Start DATA LINES
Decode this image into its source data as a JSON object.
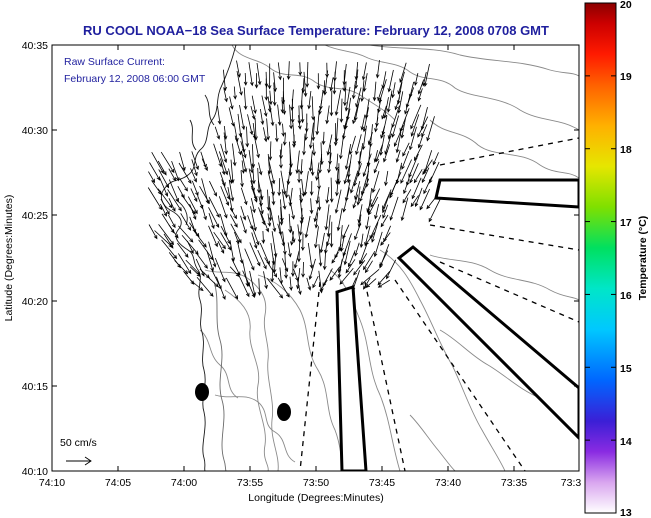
{
  "chart_data": {
    "type": "map",
    "title": "RU COOL  NOAA−18  Sea Surface Temperature:  February 12, 2008 0708 GMT",
    "annotation_lines": [
      "Raw Surface Current:",
      "February 12, 2008 06:00 GMT"
    ],
    "xlabel": "Longitude (Degrees:Minutes)",
    "ylabel": "Latitude (Degrees:Minutes)",
    "x_tick_labels": [
      "74:10",
      "74:05",
      "74:00",
      "73:55",
      "73:50",
      "73:45",
      "73:40",
      "73:35",
      "73:3"
    ],
    "y_tick_labels": [
      "40:35",
      "40:30",
      "40:25",
      "40:20",
      "40:15",
      "40:10"
    ],
    "scale_label": "50 cm/s",
    "colorbar": {
      "label": "Temperature (°C)",
      "min": 13,
      "max": 20,
      "tick_labels": [
        "20",
        "19",
        "18",
        "17",
        "16",
        "15",
        "14",
        "13"
      ]
    }
  },
  "colors": {
    "title": "#1f1f9e",
    "contour": "#8a8a8a",
    "coast": "#1a1a1a",
    "vector": "#000000"
  }
}
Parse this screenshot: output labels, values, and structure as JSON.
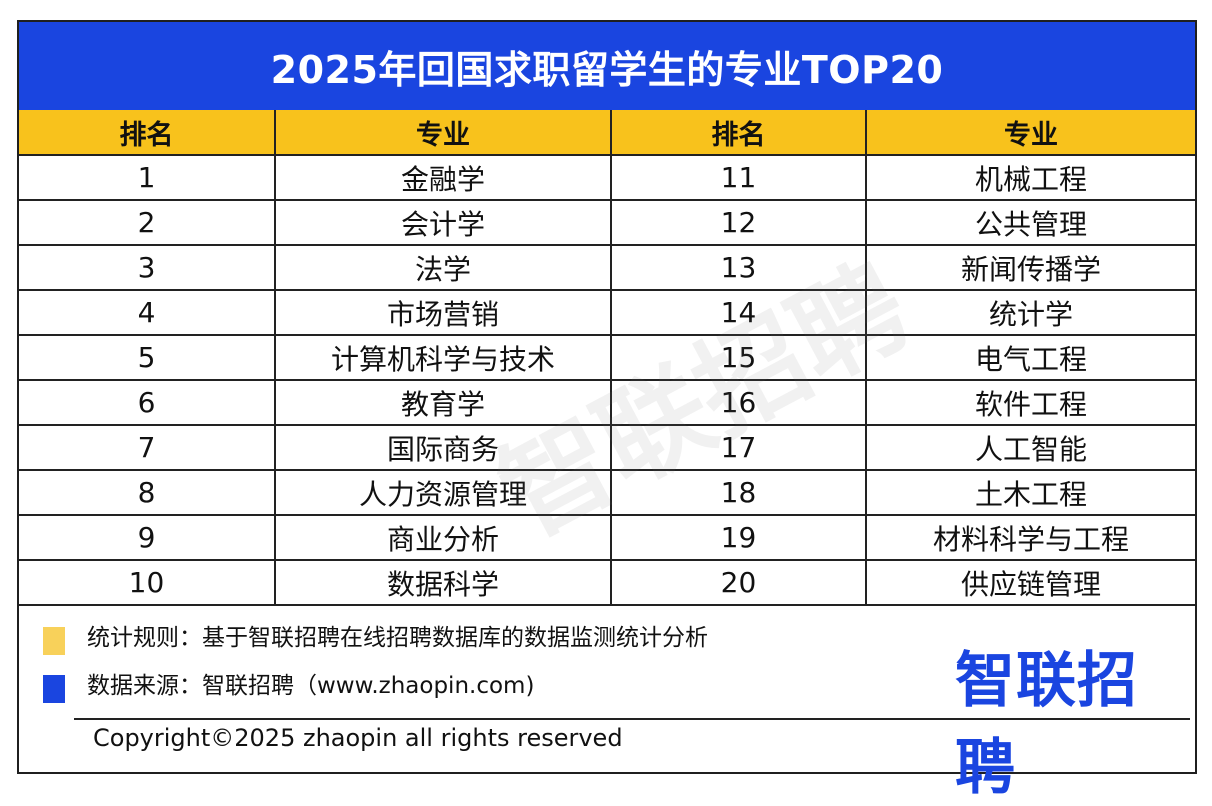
{
  "title": "2025年回国求职留学生的专业TOP20",
  "table": {
    "headers": [
      "排名",
      "专业",
      "排名",
      "专业"
    ],
    "rows": [
      [
        "1",
        "金融学",
        "11",
        "机械工程"
      ],
      [
        "2",
        "会计学",
        "12",
        "公共管理"
      ],
      [
        "3",
        "法学",
        "13",
        "新闻传播学"
      ],
      [
        "4",
        "市场营销",
        "14",
        "统计学"
      ],
      [
        "5",
        "计算机科学与技术",
        "15",
        "电气工程"
      ],
      [
        "6",
        "教育学",
        "16",
        "软件工程"
      ],
      [
        "7",
        "国际商务",
        "17",
        "人工智能"
      ],
      [
        "8",
        "人力资源管理",
        "18",
        "土木工程"
      ],
      [
        "9",
        "商业分析",
        "19",
        "材料科学与工程"
      ],
      [
        "10",
        "数据科学",
        "20",
        "供应链管理"
      ]
    ]
  },
  "watermark": "智联招聘",
  "notes": {
    "rule": "统计规则：基于智联招聘在线招聘数据库的数据监测统计分析",
    "source": "数据来源：智联招聘（www.zhaopin.com)"
  },
  "brand": "智联招聘",
  "copyright": "Copyright©2025 zhaopin all rights reserved",
  "colors": {
    "title_bg": "#1a45e0",
    "header_bg": "#f8c21c",
    "swatch_rule": "#f8d15a",
    "swatch_source": "#1a45e0"
  }
}
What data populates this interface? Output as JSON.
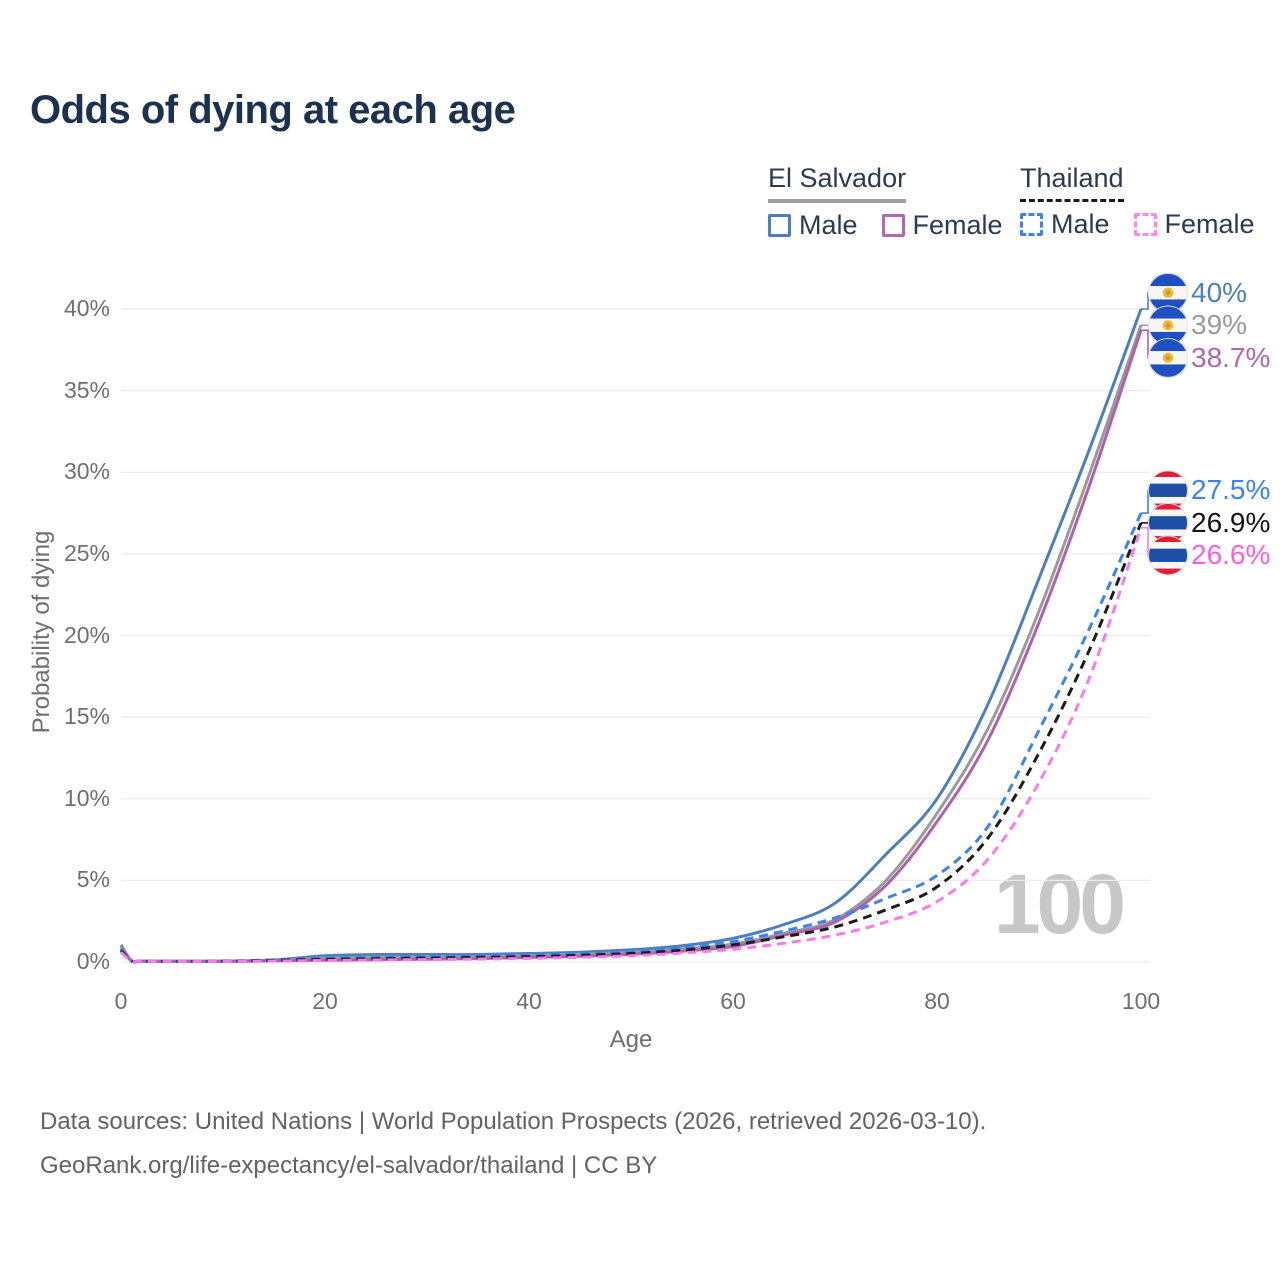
{
  "title": "Odds of dying at each age",
  "legend": {
    "groups": [
      {
        "id": "el-salvador",
        "header": "El Salvador",
        "line_style": "solid",
        "line_color": "#9e9e9e",
        "items": [
          {
            "id": "el-salvador-male",
            "label": "Male",
            "color": "#4d7fbe",
            "dashed": false
          },
          {
            "id": "el-salvador-female",
            "label": "Female",
            "color": "#b468b4",
            "dashed": false
          }
        ]
      },
      {
        "id": "thailand",
        "header": "Thailand",
        "line_style": "dashed",
        "line_color": "#1a1a1a",
        "items": [
          {
            "id": "thailand-male",
            "label": "Male",
            "color": "#3b82f4",
            "dashed": true
          },
          {
            "id": "thailand-female",
            "label": "Female",
            "color": "#ff85f2",
            "dashed": true
          }
        ]
      }
    ]
  },
  "chart_data": {
    "type": "line",
    "title": "Odds of dying at each age",
    "xlabel": "Age",
    "ylabel": "Probability of dying",
    "xlim": [
      0,
      100
    ],
    "ylim": [
      0,
      40
    ],
    "x_ticks": [
      0,
      20,
      40,
      60,
      80,
      100
    ],
    "y_ticks": [
      0,
      5,
      10,
      15,
      20,
      25,
      30,
      35,
      40
    ],
    "y_tick_suffix": "%",
    "grid": "horizontal",
    "age_watermark": "100",
    "ages": [
      0,
      1,
      2,
      5,
      10,
      15,
      20,
      25,
      30,
      35,
      40,
      45,
      50,
      55,
      60,
      65,
      70,
      75,
      80,
      85,
      90,
      95,
      100
    ],
    "series": [
      {
        "id": "el-salvador-male",
        "name": "El Salvador Male",
        "color": "#4d7fbe",
        "dashed": false,
        "flag": "el_salvador",
        "end_label": "40%",
        "label_color": "#4d7fbe",
        "values": [
          1.05,
          0.1,
          0.06,
          0.05,
          0.05,
          0.12,
          0.38,
          0.46,
          0.46,
          0.46,
          0.52,
          0.6,
          0.75,
          1.0,
          1.45,
          2.3,
          3.6,
          6.6,
          10.0,
          15.8,
          23.5,
          31.5,
          40.0
        ]
      },
      {
        "id": "el-salvador-both",
        "name": "El Salvador",
        "color": "#9a9a9a",
        "dashed": false,
        "flag": "el_salvador",
        "end_label": "39%",
        "label_color": "#9a9a9a",
        "values": [
          0.95,
          0.09,
          0.05,
          0.04,
          0.04,
          0.09,
          0.24,
          0.3,
          0.31,
          0.33,
          0.4,
          0.47,
          0.6,
          0.8,
          1.1,
          1.75,
          2.6,
          5.0,
          9.1,
          14.3,
          21.5,
          30.0,
          39.0
        ]
      },
      {
        "id": "el-salvador-female",
        "name": "El Salvador Female",
        "color": "#ad62ae",
        "dashed": false,
        "flag": "el_salvador",
        "end_label": "38.7%",
        "label_color": "#b065b5",
        "values": [
          0.85,
          0.08,
          0.05,
          0.04,
          0.04,
          0.07,
          0.11,
          0.14,
          0.17,
          0.21,
          0.28,
          0.36,
          0.48,
          0.66,
          0.95,
          1.65,
          2.45,
          4.7,
          8.6,
          13.6,
          20.8,
          29.3,
          38.7
        ]
      },
      {
        "id": "thailand-male",
        "name": "Thailand Male",
        "color": "#3b82f4",
        "dashed": true,
        "flag": "thailand",
        "end_label": "27.5%",
        "label_color": "#3b82f4",
        "values": [
          0.8,
          0.08,
          0.05,
          0.04,
          0.05,
          0.13,
          0.22,
          0.27,
          0.32,
          0.37,
          0.44,
          0.52,
          0.62,
          0.85,
          1.25,
          1.9,
          2.7,
          3.9,
          5.3,
          8.3,
          14.2,
          20.5,
          27.5
        ]
      },
      {
        "id": "thailand-both",
        "name": "Thailand",
        "color": "#1c1c1c",
        "dashed": true,
        "flag": "thailand",
        "end_label": "26.9%",
        "label_color": "#141414",
        "values": [
          0.7,
          0.07,
          0.04,
          0.03,
          0.04,
          0.1,
          0.16,
          0.2,
          0.24,
          0.28,
          0.33,
          0.41,
          0.52,
          0.72,
          1.05,
          1.55,
          2.15,
          3.2,
          4.6,
          7.6,
          12.8,
          19.2,
          26.9
        ]
      },
      {
        "id": "thailand-female",
        "name": "Thailand Female",
        "color": "#fb7bee",
        "dashed": true,
        "flag": "thailand",
        "end_label": "26.6%",
        "label_color": "#ff5fd8",
        "values": [
          0.6,
          0.06,
          0.04,
          0.03,
          0.03,
          0.06,
          0.09,
          0.12,
          0.15,
          0.18,
          0.22,
          0.29,
          0.38,
          0.55,
          0.78,
          1.15,
          1.65,
          2.45,
          3.7,
          6.3,
          11.0,
          17.5,
          26.6
        ]
      }
    ],
    "flag_colors": {
      "el_salvador": {
        "blue": "#1e50c2",
        "white": "#f7f7f7",
        "emblem": "#f0b833",
        "emblem_inner": "#cf9a1f"
      },
      "thailand": {
        "red": "#dd2033",
        "white": "#f7f7f7",
        "blue": "#1f4fa5"
      }
    }
  },
  "footer": {
    "line1": "Data sources: United Nations | World Population Prospects (2026, retrieved 2026-03-10).",
    "line2": "GeoRank.org/life-expectancy/el-salvador/thailand | CC BY"
  }
}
End DATA LINES
• **DIRECTION**
For the listing above, identify each line bearing "both".

• **FINISHED EXERCISE**
        "id": "el-salvador-both",
        "id": "thailand-both",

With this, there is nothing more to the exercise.